** Begin Data lines **

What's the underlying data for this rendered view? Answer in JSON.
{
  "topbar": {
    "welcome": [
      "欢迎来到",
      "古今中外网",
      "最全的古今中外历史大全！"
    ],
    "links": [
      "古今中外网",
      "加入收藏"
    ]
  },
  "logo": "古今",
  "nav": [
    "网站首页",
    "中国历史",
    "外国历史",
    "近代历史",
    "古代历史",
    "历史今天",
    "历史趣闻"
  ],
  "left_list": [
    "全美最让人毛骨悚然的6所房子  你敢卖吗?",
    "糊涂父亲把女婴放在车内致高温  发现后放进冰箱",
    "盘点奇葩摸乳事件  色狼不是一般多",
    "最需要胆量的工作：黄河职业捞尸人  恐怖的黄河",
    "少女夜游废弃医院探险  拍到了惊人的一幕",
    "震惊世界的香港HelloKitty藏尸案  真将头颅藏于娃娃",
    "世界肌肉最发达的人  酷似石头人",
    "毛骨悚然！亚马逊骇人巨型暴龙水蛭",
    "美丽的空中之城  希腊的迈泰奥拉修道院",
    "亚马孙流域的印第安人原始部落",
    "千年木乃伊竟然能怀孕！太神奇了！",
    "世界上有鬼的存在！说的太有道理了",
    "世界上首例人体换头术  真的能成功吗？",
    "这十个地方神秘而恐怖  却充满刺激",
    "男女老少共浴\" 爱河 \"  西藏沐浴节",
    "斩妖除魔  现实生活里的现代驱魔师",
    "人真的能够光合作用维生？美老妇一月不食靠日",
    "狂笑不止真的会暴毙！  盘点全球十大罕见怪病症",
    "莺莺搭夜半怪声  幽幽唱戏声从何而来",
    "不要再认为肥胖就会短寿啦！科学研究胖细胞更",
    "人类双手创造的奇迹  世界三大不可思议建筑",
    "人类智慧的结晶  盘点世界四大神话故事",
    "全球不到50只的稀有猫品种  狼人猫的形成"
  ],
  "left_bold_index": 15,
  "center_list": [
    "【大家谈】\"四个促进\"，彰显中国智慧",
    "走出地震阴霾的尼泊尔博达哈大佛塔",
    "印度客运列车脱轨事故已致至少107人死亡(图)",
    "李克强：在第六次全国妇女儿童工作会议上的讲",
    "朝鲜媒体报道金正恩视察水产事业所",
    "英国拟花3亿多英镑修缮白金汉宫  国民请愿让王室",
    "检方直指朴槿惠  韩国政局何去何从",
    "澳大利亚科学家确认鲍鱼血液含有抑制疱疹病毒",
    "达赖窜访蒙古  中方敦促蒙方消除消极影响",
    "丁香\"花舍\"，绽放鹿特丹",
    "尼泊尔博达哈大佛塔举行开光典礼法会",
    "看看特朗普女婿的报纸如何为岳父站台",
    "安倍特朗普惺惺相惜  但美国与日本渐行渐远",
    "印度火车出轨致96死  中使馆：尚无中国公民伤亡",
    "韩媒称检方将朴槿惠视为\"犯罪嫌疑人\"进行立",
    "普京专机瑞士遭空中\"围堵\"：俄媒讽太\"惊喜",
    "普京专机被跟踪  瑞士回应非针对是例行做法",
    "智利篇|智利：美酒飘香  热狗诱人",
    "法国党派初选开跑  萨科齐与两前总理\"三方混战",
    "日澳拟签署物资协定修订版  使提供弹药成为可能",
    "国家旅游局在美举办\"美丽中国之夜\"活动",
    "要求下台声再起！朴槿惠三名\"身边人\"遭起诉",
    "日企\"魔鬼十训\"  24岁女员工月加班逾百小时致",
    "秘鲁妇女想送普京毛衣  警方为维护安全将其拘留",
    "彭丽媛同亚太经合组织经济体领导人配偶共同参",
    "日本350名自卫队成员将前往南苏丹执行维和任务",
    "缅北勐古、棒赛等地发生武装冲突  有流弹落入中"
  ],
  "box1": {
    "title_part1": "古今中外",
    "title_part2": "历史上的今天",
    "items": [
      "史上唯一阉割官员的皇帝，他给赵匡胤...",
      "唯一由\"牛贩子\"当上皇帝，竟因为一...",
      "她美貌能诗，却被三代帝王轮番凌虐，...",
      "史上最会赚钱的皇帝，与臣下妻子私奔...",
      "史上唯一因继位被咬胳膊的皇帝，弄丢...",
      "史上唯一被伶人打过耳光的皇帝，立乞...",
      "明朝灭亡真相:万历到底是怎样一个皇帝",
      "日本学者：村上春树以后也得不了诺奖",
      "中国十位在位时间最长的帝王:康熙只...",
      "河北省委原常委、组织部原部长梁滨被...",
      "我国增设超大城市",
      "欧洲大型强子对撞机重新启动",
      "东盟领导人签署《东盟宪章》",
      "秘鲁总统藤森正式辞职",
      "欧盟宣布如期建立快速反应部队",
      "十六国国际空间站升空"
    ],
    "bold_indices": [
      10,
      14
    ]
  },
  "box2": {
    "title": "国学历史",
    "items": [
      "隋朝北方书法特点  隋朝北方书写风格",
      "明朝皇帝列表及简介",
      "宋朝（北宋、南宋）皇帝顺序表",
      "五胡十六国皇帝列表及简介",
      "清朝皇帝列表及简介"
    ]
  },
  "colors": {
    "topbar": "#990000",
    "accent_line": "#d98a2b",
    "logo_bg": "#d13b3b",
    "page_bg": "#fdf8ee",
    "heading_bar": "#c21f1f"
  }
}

** End Data lines **

Task objective: Transcribe every entry exactly, omitting nothing.

Task answer:
What's the underlying data for this rendered view? Answer in JSON.
{
  "topbar": {
    "welcome": [
      "欢迎来到",
      "古今中外网",
      "最全的古今中外历史大全！"
    ],
    "links": [
      "古今中外网",
      "加入收藏"
    ]
  },
  "logo": "古今",
  "nav": [
    "网站首页",
    "中国历史",
    "外国历史",
    "近代历史",
    "古代历史",
    "历史今天",
    "历史趣闻"
  ],
  "left_list": [
    "全美最让人毛骨悚然的6所房子  你敢卖吗?",
    "糊涂父亲把女婴放在车内致高温  发现后放进冰箱",
    "盘点奇葩摸乳事件  色狼不是一般多",
    "最需要胆量的工作：黄河职业捞尸人  恐怖的黄河",
    "少女夜游废弃医院探险  拍到了惊人的一幕",
    "震惊世界的香港HelloKitty藏尸案  真将头颅藏于娃娃",
    "世界肌肉最发达的人  酷似石头人",
    "毛骨悚然！亚马逊骇人巨型暴龙水蛭",
    "美丽的空中之城  希腊的迈泰奥拉修道院",
    "亚马孙流域的印第安人原始部落",
    "千年木乃伊竟然能怀孕！太神奇了！",
    "世界上有鬼的存在！说的太有道理了",
    "世界上首例人体换头术  真的能成功吗？",
    "这十个地方神秘而恐怖  却充满刺激",
    "男女老少共浴\" 爱河 \"  西藏沐浴节",
    "斩妖除魔  现实生活里的现代驱魔师",
    "人真的能够光合作用维生？美老妇一月不食靠日",
    "狂笑不止真的会暴毙！  盘点全球十大罕见怪病症",
    "莺莺搭夜半怪声  幽幽唱戏声从何而来",
    "不要再认为肥胖就会短寿啦！科学研究胖细胞更",
    "人类双手创造的奇迹  世界三大不可思议建筑",
    "人类智慧的结晶  盘点世界四大神话故事",
    "全球不到50只的稀有猫品种  狼人猫的形成"
  ],
  "left_bold_index": 15,
  "center_list": [
    "【大家谈】\"四个促进\"，彰显中国智慧",
    "走出地震阴霾的尼泊尔博达哈大佛塔",
    "印度客运列车脱轨事故已致至少107人死亡(图)",
    "李克强：在第六次全国妇女儿童工作会议上的讲",
    "朝鲜媒体报道金正恩视察水产事业所",
    "英国拟花3亿多英镑修缮白金汉宫  国民请愿让王室",
    "检方直指朴槿惠  韩国政局何去何从",
    "澳大利亚科学家确认鲍鱼血液含有抑制疱疹病毒",
    "达赖窜访蒙古  中方敦促蒙方消除消极影响",
    "丁香\"花舍\"，绽放鹿特丹",
    "尼泊尔博达哈大佛塔举行开光典礼法会",
    "看看特朗普女婿的报纸如何为岳父站台",
    "安倍特朗普惺惺相惜  但美国与日本渐行渐远",
    "印度火车出轨致96死  中使馆：尚无中国公民伤亡",
    "韩媒称检方将朴槿惠视为\"犯罪嫌疑人\"进行立",
    "普京专机瑞士遭空中\"围堵\"：俄媒讽太\"惊喜",
    "普京专机被跟踪  瑞士回应非针对是例行做法",
    "智利篇|智利：美酒飘香  热狗诱人",
    "法国党派初选开跑  萨科齐与两前总理\"三方混战",
    "日澳拟签署物资协定修订版  使提供弹药成为可能",
    "国家旅游局在美举办\"美丽中国之夜\"活动",
    "要求下台声再起！朴槿惠三名\"身边人\"遭起诉",
    "日企\"魔鬼十训\"  24岁女员工月加班逾百小时致",
    "秘鲁妇女想送普京毛衣  警方为维护安全将其拘留",
    "彭丽媛同亚太经合组织经济体领导人配偶共同参",
    "日本350名自卫队成员将前往南苏丹执行维和任务",
    "缅北勐古、棒赛等地发生武装冲突  有流弹落入中"
  ],
  "box1": {
    "title_part1": "古今中外",
    "title_part2": "历史上的今天",
    "items": [
      "史上唯一阉割官员的皇帝，他给赵匡胤...",
      "唯一由\"牛贩子\"当上皇帝，竟因为一...",
      "她美貌能诗，却被三代帝王轮番凌虐，...",
      "史上最会赚钱的皇帝，与臣下妻子私奔...",
      "史上唯一因继位被咬胳膊的皇帝，弄丢...",
      "史上唯一被伶人打过耳光的皇帝，立乞...",
      "明朝灭亡真相:万历到底是怎样一个皇帝",
      "日本学者：村上春树以后也得不了诺奖",
      "中国十位在位时间最长的帝王:康熙只...",
      "河北省委原常委、组织部原部长梁滨被...",
      "我国增设超大城市",
      "欧洲大型强子对撞机重新启动",
      "东盟领导人签署《东盟宪章》",
      "秘鲁总统藤森正式辞职",
      "欧盟宣布如期建立快速反应部队",
      "十六国国际空间站升空"
    ],
    "bold_indices": [
      10,
      14
    ]
  },
  "box2": {
    "title": "国学历史",
    "items": [
      "隋朝北方书法特点  隋朝北方书写风格",
      "明朝皇帝列表及简介",
      "宋朝（北宋、南宋）皇帝顺序表",
      "五胡十六国皇帝列表及简介",
      "清朝皇帝列表及简介"
    ]
  },
  "colors": {
    "topbar": "#990000",
    "accent_line": "#d98a2b",
    "logo_bg": "#d13b3b",
    "page_bg": "#fdf8ee",
    "heading_bar": "#c21f1f"
  }
}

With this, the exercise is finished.